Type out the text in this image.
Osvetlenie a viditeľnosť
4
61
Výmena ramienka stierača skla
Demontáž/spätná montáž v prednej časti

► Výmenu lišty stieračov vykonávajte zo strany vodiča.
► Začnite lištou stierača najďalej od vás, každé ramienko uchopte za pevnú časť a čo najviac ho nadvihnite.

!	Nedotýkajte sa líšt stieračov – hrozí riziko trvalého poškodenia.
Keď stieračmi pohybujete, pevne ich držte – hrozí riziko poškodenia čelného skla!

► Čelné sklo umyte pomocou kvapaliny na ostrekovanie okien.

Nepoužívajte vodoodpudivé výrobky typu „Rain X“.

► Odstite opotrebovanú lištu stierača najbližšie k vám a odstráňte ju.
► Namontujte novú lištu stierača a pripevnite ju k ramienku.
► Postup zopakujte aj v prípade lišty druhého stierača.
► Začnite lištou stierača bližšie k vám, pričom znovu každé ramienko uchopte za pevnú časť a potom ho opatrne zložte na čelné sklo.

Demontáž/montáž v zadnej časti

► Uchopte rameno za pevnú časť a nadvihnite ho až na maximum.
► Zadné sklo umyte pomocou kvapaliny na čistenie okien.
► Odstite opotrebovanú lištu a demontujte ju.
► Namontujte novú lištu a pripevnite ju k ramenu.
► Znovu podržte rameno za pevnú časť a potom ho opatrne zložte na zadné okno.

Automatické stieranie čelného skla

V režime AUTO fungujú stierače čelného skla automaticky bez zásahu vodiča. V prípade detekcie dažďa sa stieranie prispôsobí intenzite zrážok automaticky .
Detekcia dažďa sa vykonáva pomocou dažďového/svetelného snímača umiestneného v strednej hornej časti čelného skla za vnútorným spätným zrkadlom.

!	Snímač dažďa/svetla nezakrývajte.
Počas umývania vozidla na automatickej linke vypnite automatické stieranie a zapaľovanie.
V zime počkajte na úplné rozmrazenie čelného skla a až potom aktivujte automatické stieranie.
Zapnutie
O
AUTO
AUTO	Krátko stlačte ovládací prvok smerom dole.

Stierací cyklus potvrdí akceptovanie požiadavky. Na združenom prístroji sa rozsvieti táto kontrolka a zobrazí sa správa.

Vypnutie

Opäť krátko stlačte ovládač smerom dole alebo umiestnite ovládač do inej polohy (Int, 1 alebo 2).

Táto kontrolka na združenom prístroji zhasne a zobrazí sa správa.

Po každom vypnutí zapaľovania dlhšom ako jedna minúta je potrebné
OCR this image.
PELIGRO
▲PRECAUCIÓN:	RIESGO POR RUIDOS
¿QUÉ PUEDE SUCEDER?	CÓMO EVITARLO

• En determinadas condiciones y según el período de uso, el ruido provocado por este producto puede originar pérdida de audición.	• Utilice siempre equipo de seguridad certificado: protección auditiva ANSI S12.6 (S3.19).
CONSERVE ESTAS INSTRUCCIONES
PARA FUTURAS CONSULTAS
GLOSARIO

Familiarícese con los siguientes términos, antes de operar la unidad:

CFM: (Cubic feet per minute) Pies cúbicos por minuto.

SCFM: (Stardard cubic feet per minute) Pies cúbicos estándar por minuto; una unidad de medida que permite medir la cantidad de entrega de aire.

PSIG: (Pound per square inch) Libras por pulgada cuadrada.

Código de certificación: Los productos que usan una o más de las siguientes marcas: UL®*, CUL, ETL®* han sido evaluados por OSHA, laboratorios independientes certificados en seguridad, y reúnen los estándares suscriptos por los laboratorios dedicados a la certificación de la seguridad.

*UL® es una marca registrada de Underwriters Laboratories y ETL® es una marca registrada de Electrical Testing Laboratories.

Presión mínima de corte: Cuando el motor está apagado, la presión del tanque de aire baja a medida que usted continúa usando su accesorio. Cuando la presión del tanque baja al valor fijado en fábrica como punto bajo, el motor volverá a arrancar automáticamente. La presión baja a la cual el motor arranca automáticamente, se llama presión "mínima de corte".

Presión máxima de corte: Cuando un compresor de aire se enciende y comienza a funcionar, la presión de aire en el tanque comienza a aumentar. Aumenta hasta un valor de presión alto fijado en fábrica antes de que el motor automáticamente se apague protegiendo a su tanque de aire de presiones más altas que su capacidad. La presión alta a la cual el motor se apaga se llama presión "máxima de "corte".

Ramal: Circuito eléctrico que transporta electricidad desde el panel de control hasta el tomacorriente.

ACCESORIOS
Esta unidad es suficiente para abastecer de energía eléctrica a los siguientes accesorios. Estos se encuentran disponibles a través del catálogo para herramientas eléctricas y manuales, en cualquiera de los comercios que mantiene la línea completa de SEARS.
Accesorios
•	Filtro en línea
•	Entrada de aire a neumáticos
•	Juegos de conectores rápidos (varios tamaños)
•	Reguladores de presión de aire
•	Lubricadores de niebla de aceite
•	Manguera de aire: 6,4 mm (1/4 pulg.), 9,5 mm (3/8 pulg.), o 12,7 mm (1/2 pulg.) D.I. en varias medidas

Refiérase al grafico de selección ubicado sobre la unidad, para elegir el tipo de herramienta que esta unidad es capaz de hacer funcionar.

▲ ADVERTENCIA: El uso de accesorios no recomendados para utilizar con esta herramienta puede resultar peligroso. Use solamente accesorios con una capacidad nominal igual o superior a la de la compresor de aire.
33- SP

══════════════════════════════

= AIM =
Give only the number of lines in the material above that hold the word "okien".

= SOLUTION FOR THIS EXERCISE =
2